*TASK GOAL*.
Repeat the material below word for word and leave out all pictures.

*EXERCISE MATERIALS*.

━━━━━━━━━━━━━━━━

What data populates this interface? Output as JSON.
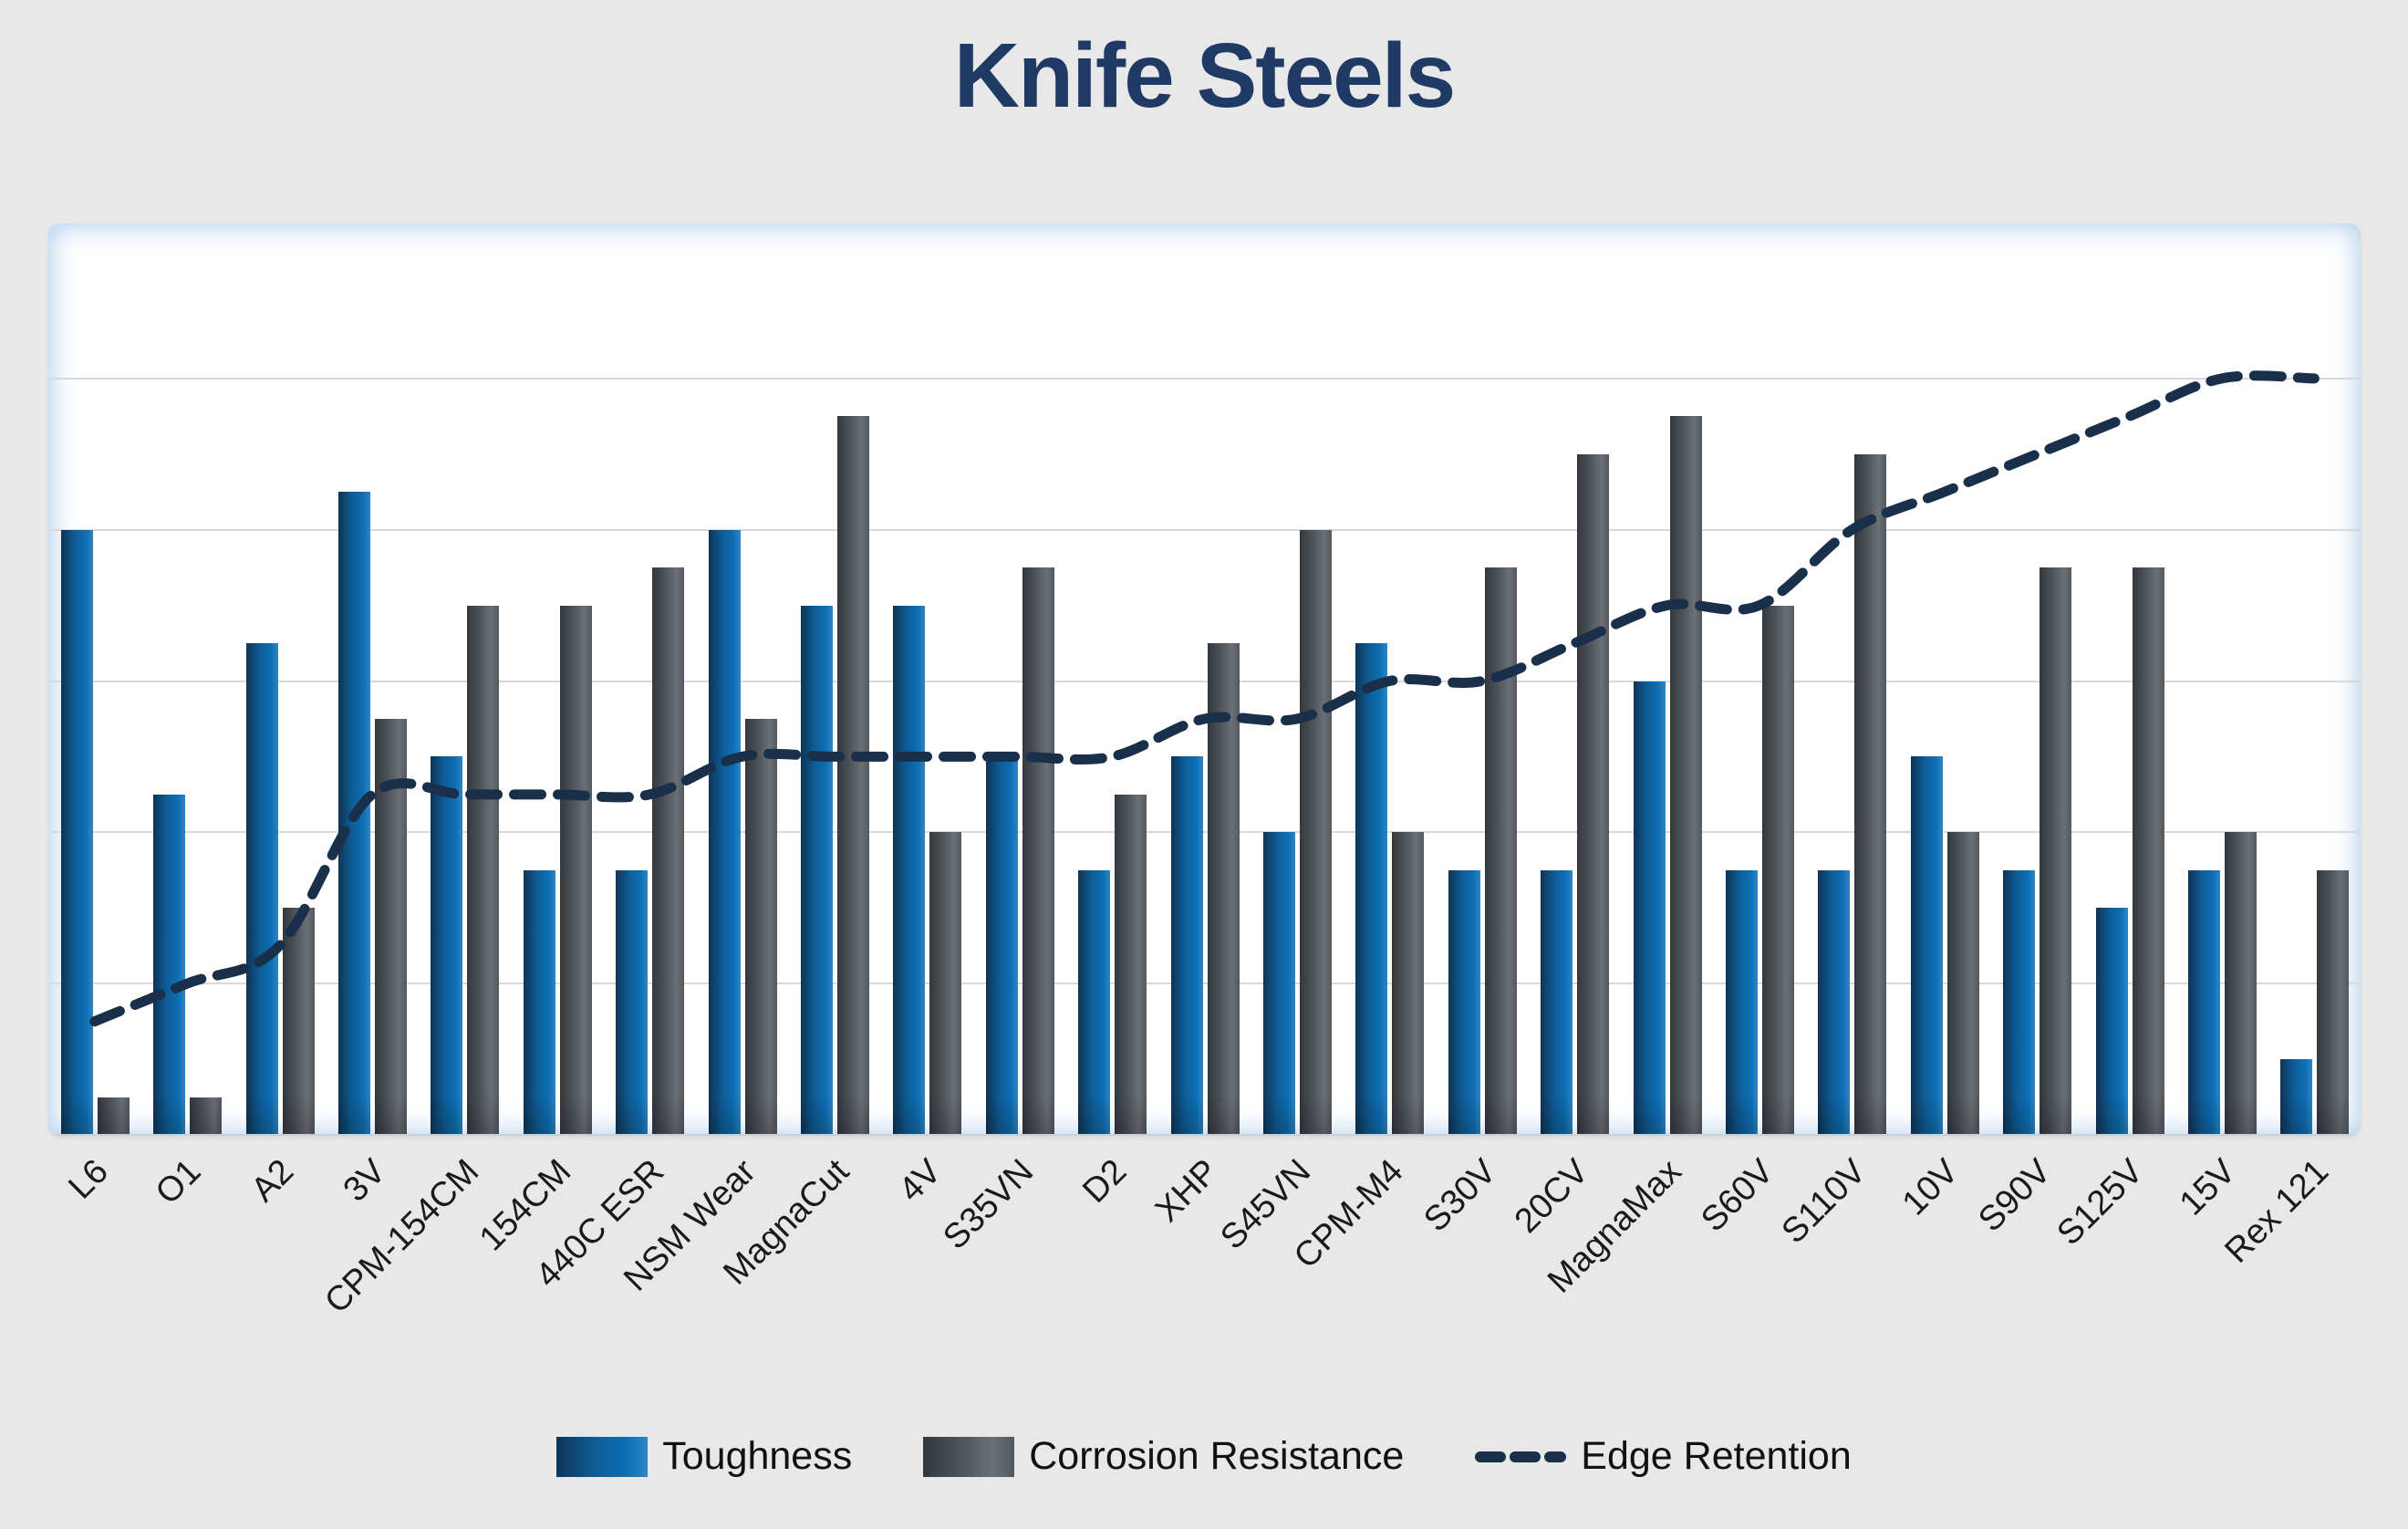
{
  "chart_data": {
    "type": "combo-bar-line",
    "title": "Knife Steels",
    "categories": [
      "L6",
      "O1",
      "A2",
      "3V",
      "CPM-154CM",
      "154CM",
      "440C ESR",
      "NSM Wear",
      "MagnaCut",
      "4V",
      "S35VN",
      "D2",
      "XHP",
      "S45VN",
      "CPM-M4",
      "S30V",
      "20CV",
      "MagnaMax",
      "S60V",
      "S110V",
      "10V",
      "S90V",
      "S125V",
      "15V",
      "Rex 121"
    ],
    "series": [
      {
        "name": "Toughness",
        "type": "bar",
        "values": [
          8,
          4.5,
          6.5,
          8.5,
          5,
          3.5,
          3.5,
          8,
          7,
          7,
          5,
          3.5,
          5,
          4,
          6.5,
          3.5,
          3.5,
          6,
          3.5,
          3.5,
          5,
          3.5,
          3,
          3.5,
          1
        ]
      },
      {
        "name": "Corrosion Resistance",
        "type": "bar",
        "values": [
          0.5,
          0.5,
          3,
          5.5,
          7,
          7,
          7.5,
          5.5,
          9.5,
          4,
          7.5,
          4.5,
          6.5,
          8,
          4,
          7.5,
          9,
          9.5,
          7,
          9,
          4,
          7.5,
          7.5,
          4,
          3.5
        ]
      },
      {
        "name": "Edge Retention",
        "type": "line",
        "line_style": "dashed",
        "values": [
          1.5,
          2,
          2.5,
          4.5,
          4.5,
          4.5,
          4.5,
          5,
          5,
          5,
          5,
          5,
          5.5,
          5.5,
          6,
          6,
          6.5,
          7,
          7,
          8,
          8.5,
          9,
          9.5,
          10,
          10
        ]
      }
    ],
    "ylim": [
      0,
      12
    ],
    "y_gridline_step": 2,
    "grid": true,
    "legend_position": "bottom",
    "x_tick_rotation": -45
  },
  "colors": {
    "background": "#E8E8E8",
    "plot_background": "#FFFFFF",
    "gridline": "#D9D9D9",
    "axis_line": "#CDD0D3",
    "title": "#203A66",
    "x_label": "#1A1A1A",
    "toughness_dark": "#0F3456",
    "toughness_mid": "#0D6FB5",
    "toughness_light": "#2F86C4",
    "corrosion_dark": "#33373E",
    "corrosion_mid": "#6B7077",
    "corrosion_light": "#54585F",
    "edge_retention_line": "#1A2F4A"
  }
}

━━━━━━━━━━━━━━━━

*OUTPUT OF THE EXERCISE*.
What data populates this interface? Output as JSON.
{
  "chart_data": {
    "type": "combo-bar-line",
    "title": "Knife Steels",
    "categories": [
      "L6",
      "O1",
      "A2",
      "3V",
      "CPM-154CM",
      "154CM",
      "440C ESR",
      "NSM Wear",
      "MagnaCut",
      "4V",
      "S35VN",
      "D2",
      "XHP",
      "S45VN",
      "CPM-M4",
      "S30V",
      "20CV",
      "MagnaMax",
      "S60V",
      "S110V",
      "10V",
      "S90V",
      "S125V",
      "15V",
      "Rex 121"
    ],
    "series": [
      {
        "name": "Toughness",
        "type": "bar",
        "values": [
          8,
          4.5,
          6.5,
          8.5,
          5,
          3.5,
          3.5,
          8,
          7,
          7,
          5,
          3.5,
          5,
          4,
          6.5,
          3.5,
          3.5,
          6,
          3.5,
          3.5,
          5,
          3.5,
          3,
          3.5,
          1
        ]
      },
      {
        "name": "Corrosion Resistance",
        "type": "bar",
        "values": [
          0.5,
          0.5,
          3,
          5.5,
          7,
          7,
          7.5,
          5.5,
          9.5,
          4,
          7.5,
          4.5,
          6.5,
          8,
          4,
          7.5,
          9,
          9.5,
          7,
          9,
          4,
          7.5,
          7.5,
          4,
          3.5
        ]
      },
      {
        "name": "Edge Retention",
        "type": "line",
        "line_style": "dashed",
        "values": [
          1.5,
          2,
          2.5,
          4.5,
          4.5,
          4.5,
          4.5,
          5,
          5,
          5,
          5,
          5,
          5.5,
          5.5,
          6,
          6,
          6.5,
          7,
          7,
          8,
          8.5,
          9,
          9.5,
          10,
          10
        ]
      }
    ],
    "ylim": [
      0,
      12
    ],
    "y_gridline_step": 2,
    "grid": true,
    "legend_position": "bottom",
    "x_tick_rotation": -45
  },
  "colors": {
    "background": "#E8E8E8",
    "plot_background": "#FFFFFF",
    "gridline": "#D9D9D9",
    "axis_line": "#CDD0D3",
    "title": "#203A66",
    "x_label": "#1A1A1A",
    "toughness_dark": "#0F3456",
    "toughness_mid": "#0D6FB5",
    "toughness_light": "#2F86C4",
    "corrosion_dark": "#33373E",
    "corrosion_mid": "#6B7077",
    "corrosion_light": "#54585F",
    "edge_retention_line": "#1A2F4A"
  }
}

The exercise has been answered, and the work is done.